▶ _Task brief_
Check each line of the listing, and copy it if it contains the word "this".

▶ _Records provided_
-- start --

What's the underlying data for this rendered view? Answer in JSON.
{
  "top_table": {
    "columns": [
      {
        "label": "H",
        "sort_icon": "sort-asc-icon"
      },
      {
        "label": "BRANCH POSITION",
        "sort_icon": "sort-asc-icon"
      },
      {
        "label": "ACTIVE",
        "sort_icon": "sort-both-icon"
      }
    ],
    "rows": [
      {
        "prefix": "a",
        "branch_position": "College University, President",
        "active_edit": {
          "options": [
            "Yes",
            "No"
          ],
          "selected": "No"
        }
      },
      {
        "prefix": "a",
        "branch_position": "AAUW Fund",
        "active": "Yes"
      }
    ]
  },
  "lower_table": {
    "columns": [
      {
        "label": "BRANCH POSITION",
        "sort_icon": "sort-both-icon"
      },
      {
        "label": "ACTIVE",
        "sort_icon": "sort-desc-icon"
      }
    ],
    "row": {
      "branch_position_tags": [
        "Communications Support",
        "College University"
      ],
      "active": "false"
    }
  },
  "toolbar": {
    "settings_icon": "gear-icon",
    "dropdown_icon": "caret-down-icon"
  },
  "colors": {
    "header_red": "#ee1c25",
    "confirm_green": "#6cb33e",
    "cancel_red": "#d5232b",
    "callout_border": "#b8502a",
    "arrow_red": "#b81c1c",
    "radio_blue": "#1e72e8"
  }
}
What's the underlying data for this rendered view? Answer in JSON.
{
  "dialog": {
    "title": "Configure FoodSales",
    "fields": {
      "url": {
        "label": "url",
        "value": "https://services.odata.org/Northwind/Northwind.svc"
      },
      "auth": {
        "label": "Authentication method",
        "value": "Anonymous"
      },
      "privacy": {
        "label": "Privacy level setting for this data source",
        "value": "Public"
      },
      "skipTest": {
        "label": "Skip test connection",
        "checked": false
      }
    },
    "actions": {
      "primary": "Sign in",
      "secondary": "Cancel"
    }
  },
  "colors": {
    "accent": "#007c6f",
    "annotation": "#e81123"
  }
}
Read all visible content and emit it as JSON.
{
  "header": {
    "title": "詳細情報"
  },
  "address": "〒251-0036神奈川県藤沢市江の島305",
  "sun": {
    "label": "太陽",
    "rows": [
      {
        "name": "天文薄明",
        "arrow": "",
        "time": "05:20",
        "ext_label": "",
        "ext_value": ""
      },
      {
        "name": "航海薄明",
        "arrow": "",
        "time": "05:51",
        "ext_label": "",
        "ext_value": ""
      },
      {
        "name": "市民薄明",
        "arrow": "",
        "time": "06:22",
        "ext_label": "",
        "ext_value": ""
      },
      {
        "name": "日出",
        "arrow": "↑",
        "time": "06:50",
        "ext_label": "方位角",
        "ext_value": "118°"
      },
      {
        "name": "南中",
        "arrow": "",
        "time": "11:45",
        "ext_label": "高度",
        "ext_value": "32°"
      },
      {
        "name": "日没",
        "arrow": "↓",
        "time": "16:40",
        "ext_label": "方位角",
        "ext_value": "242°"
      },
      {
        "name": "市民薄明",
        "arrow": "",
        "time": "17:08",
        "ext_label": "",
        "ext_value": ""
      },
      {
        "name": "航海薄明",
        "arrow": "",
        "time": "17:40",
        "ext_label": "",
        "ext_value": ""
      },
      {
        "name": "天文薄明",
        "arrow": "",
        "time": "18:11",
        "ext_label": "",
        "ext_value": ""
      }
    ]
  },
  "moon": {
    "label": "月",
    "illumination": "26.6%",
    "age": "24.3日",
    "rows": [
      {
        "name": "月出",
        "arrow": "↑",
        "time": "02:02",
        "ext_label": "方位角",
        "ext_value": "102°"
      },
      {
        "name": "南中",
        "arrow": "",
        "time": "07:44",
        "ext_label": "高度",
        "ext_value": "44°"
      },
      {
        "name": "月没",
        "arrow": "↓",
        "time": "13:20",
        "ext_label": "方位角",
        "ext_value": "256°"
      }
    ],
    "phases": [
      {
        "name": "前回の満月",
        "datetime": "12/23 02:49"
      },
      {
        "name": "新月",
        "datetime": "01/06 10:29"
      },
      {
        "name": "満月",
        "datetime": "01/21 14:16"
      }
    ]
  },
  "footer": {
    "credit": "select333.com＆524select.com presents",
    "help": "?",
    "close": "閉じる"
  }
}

-- end --
-- start --

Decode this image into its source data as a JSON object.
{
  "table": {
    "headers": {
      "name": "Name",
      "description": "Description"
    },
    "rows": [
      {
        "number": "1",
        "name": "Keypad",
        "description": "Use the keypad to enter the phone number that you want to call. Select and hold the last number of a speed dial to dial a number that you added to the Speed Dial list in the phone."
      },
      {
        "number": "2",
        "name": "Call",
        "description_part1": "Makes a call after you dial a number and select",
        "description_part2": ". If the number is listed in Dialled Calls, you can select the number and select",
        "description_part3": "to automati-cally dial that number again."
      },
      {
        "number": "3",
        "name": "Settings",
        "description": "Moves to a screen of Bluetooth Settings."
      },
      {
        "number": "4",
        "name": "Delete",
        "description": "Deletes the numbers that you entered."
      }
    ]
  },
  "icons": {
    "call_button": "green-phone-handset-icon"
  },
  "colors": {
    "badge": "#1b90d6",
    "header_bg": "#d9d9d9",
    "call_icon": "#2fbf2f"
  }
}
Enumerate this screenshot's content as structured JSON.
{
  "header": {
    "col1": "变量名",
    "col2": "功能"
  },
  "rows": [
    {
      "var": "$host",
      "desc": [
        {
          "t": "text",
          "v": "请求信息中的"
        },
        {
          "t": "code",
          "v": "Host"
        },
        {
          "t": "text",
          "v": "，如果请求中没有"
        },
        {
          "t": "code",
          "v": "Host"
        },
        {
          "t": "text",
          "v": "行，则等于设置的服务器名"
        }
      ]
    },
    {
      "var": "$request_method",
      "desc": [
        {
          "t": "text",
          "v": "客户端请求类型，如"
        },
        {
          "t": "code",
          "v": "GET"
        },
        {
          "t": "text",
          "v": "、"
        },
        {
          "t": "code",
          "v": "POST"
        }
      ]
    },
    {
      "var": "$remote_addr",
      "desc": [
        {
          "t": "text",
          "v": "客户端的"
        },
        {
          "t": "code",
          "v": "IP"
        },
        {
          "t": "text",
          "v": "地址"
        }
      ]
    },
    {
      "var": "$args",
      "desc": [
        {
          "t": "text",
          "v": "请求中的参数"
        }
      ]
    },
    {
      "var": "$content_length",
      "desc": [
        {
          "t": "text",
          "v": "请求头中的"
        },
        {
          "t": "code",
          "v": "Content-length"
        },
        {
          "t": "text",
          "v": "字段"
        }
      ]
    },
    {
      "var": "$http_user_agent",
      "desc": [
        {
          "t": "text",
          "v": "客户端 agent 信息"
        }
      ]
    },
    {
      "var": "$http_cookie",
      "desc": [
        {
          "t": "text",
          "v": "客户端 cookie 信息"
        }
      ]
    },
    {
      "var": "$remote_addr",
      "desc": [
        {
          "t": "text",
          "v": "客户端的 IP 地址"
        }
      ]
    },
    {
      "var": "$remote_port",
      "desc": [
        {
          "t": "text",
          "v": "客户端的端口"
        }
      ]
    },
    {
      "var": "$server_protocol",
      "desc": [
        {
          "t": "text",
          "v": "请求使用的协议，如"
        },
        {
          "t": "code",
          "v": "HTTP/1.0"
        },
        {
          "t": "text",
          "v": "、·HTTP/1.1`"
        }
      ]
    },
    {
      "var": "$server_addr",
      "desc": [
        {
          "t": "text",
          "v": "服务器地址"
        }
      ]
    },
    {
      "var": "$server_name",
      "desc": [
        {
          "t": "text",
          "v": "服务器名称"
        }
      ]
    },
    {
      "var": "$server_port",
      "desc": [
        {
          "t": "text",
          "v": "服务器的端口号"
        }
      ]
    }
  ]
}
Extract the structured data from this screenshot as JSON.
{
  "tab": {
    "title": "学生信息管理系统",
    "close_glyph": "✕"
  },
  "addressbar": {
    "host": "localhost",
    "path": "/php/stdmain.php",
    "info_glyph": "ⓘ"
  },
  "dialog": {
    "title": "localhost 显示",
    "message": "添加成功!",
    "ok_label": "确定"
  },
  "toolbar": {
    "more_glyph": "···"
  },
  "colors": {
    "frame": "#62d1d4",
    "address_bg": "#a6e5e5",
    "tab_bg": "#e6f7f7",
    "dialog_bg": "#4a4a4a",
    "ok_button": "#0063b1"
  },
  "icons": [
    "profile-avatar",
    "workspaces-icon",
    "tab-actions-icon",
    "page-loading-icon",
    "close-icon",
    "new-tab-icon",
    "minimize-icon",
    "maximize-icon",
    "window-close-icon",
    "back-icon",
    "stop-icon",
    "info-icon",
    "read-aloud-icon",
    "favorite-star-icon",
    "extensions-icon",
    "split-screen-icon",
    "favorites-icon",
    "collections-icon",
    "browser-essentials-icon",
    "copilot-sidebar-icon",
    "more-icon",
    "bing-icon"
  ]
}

-- end --

▶ _Task solution_
What's the underlying data for this rendered view? Answer in JSON.
What's the underlying data for this rendered view? Answer in JSON.
        "label": "Privacy level setting for this data source",
Decode this image into its source data as a JSON object.
Enumerate this screenshot's content as structured JSON.
Extract the structured data from this screenshot as JSON.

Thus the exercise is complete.